Stored items:
□ □ □ □

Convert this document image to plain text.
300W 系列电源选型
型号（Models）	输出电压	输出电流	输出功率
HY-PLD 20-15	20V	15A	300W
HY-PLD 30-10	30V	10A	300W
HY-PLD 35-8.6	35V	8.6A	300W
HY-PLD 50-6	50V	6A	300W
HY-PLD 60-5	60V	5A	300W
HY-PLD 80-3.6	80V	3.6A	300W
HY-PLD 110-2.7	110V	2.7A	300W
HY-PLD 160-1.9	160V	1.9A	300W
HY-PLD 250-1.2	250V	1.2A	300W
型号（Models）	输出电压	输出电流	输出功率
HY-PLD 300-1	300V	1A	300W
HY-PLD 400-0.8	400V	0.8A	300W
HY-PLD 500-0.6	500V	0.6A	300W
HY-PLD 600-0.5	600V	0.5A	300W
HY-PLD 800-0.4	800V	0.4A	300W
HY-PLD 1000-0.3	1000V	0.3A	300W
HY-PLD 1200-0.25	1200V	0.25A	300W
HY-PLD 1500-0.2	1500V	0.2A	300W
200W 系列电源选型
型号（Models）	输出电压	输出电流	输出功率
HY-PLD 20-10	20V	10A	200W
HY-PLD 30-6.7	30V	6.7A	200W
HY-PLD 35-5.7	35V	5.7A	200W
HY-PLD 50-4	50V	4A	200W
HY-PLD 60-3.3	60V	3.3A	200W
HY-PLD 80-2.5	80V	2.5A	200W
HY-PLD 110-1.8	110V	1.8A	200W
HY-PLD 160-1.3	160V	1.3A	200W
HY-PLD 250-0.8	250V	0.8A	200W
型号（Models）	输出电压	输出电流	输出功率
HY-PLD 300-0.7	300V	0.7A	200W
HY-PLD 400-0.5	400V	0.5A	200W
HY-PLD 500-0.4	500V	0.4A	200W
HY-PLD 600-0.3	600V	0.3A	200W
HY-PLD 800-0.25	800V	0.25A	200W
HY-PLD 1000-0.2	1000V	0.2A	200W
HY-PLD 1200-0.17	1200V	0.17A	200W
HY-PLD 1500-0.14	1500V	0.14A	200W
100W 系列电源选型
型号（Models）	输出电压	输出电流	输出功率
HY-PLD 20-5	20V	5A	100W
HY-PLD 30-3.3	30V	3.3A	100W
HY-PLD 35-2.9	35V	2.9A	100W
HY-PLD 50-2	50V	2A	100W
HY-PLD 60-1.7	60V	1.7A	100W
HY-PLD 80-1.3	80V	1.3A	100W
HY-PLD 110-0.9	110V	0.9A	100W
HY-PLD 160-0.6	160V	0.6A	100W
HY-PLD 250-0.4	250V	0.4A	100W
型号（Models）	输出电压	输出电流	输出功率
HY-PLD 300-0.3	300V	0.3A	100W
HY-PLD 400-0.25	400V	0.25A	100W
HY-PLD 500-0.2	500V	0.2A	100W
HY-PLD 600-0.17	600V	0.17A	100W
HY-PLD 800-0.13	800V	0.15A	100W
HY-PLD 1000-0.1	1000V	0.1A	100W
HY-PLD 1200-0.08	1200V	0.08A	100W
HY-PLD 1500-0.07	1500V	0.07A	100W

□ □ □ □

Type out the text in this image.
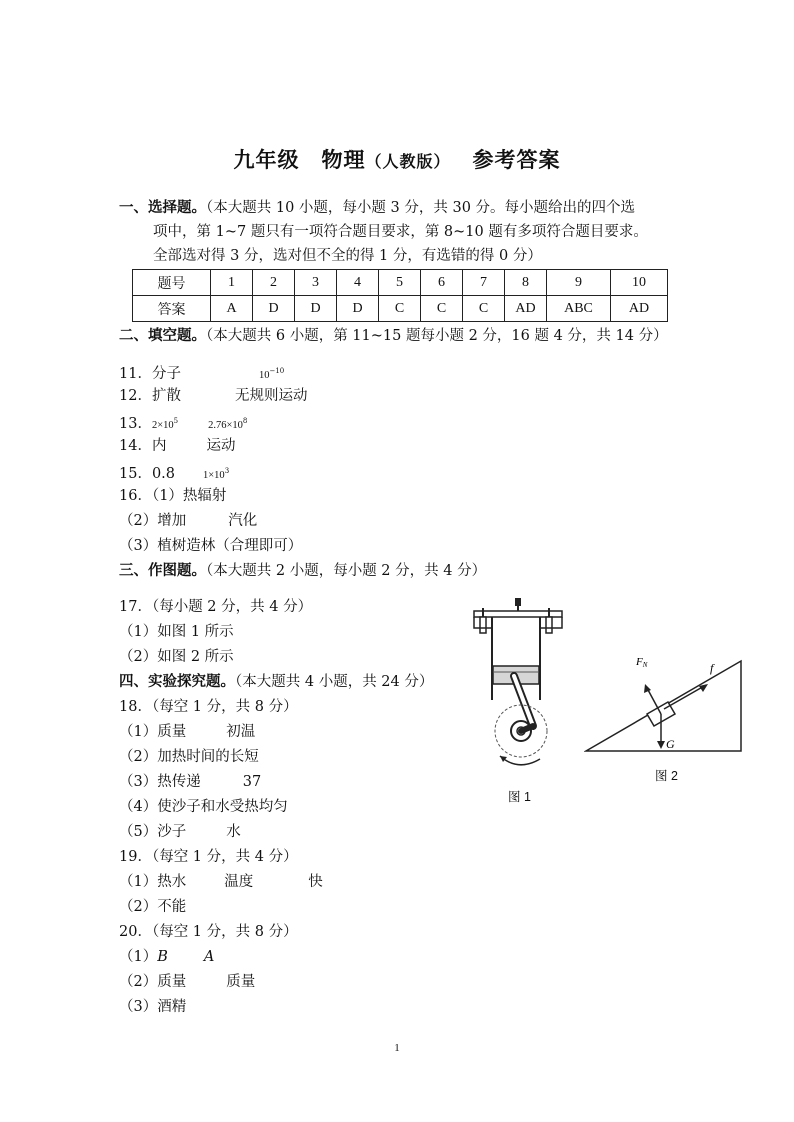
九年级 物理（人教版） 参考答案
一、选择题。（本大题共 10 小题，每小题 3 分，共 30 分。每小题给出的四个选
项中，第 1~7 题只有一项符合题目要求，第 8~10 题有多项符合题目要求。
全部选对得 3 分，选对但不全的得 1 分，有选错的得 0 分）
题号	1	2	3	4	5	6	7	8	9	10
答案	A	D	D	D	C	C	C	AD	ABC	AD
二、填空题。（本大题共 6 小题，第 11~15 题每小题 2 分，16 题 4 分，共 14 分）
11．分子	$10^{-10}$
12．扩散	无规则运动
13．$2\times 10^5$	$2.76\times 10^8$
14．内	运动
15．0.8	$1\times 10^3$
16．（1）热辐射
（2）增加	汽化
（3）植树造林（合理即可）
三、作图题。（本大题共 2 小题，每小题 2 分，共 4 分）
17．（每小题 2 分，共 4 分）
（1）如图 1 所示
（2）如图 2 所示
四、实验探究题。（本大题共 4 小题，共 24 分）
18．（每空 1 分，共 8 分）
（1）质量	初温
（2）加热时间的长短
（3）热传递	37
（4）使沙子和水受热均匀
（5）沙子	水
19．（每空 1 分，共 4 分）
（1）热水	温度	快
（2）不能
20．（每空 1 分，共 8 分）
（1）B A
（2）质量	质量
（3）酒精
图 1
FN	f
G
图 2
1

□ □ □ □

Copy each line above where the string "系列电源选型" occurs.

300W 系列电源选型
200W 系列电源选型
100W 系列电源选型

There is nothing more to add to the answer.